▶ _What you have to do_:
Each line that holds the word "将矩形的" should be returned.

▶ _Provided data_:
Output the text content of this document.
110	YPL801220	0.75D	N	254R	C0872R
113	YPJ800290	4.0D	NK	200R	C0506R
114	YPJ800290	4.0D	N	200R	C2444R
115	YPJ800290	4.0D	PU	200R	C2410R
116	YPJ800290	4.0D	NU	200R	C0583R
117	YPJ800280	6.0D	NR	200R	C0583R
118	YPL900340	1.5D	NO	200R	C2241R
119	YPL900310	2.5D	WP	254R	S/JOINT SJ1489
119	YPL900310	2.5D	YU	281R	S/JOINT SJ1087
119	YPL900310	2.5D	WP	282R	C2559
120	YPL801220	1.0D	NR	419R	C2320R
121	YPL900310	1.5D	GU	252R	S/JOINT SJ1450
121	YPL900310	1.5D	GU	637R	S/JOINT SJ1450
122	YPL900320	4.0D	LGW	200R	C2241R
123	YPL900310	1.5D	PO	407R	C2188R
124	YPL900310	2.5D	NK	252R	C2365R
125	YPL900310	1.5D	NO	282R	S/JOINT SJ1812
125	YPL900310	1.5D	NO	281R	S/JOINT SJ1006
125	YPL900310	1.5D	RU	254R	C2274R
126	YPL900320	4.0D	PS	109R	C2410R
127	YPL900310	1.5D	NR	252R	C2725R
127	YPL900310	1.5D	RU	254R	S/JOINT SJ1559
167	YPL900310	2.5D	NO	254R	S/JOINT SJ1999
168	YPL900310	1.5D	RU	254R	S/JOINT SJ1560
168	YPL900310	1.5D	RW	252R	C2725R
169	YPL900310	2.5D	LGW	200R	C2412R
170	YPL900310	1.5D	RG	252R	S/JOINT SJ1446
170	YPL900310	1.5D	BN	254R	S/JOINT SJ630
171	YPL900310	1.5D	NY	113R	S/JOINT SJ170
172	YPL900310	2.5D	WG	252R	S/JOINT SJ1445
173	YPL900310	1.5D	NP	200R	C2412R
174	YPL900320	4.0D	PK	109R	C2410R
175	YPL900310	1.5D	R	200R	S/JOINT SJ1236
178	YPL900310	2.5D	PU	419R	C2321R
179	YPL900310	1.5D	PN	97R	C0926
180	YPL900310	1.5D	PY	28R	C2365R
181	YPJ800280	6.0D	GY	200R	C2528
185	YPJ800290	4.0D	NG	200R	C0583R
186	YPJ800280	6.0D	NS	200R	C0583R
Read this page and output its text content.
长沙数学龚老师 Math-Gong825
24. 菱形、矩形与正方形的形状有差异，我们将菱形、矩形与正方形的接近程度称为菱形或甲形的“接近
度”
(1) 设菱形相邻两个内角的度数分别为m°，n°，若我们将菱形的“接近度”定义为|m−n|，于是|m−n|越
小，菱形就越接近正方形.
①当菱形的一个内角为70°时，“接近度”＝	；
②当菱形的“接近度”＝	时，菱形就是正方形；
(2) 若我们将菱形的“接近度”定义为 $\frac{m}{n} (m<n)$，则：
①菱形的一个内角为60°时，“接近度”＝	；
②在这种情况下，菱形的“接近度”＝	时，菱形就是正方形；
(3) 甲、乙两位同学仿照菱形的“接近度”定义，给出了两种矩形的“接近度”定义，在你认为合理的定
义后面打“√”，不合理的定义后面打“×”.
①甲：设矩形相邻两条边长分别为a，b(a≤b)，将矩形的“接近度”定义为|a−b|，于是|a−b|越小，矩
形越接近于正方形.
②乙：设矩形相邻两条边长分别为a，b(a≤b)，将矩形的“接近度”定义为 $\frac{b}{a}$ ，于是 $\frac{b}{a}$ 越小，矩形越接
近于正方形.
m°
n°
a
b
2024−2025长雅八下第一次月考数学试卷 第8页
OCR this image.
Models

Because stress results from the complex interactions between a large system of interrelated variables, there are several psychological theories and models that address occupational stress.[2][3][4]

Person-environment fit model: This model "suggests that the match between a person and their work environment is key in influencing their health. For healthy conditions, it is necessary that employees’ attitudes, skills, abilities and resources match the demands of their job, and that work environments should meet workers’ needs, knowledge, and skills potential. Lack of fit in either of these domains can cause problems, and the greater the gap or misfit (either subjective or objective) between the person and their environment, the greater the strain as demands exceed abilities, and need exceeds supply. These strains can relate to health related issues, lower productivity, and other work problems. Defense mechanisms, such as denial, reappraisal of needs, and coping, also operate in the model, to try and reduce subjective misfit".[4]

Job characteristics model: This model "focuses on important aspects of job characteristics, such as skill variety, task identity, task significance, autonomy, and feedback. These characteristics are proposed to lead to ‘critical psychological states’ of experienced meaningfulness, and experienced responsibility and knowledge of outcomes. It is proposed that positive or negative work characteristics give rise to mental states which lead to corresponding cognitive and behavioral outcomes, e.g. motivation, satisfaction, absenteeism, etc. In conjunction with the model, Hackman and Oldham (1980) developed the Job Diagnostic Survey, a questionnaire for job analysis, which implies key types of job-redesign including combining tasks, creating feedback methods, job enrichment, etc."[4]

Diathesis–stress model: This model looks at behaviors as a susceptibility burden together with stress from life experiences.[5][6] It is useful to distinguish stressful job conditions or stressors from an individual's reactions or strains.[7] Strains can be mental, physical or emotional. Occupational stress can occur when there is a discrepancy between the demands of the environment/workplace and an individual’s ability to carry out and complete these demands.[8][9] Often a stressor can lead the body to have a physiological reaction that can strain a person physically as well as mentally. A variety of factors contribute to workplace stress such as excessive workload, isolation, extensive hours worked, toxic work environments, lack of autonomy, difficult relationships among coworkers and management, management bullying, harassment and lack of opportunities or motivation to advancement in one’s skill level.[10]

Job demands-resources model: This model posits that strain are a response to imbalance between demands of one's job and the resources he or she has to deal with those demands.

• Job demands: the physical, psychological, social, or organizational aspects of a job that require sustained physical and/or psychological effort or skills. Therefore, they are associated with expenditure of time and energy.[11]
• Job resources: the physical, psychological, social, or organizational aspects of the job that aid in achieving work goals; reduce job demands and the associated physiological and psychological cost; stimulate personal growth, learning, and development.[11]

▶ _Correct response_:
①甲：设矩形相邻两条边长分别为a，b(a≤b)，将矩形的“接近度”定义为|a−b|，于是|a−b|越小，矩
②乙：设矩形相邻两条边长分别为a，b(a≤b)，将矩形的“接近度”定义为 $\frac{b}{a}$ ，于是 $\frac{b}{a}$ 越小，矩形越接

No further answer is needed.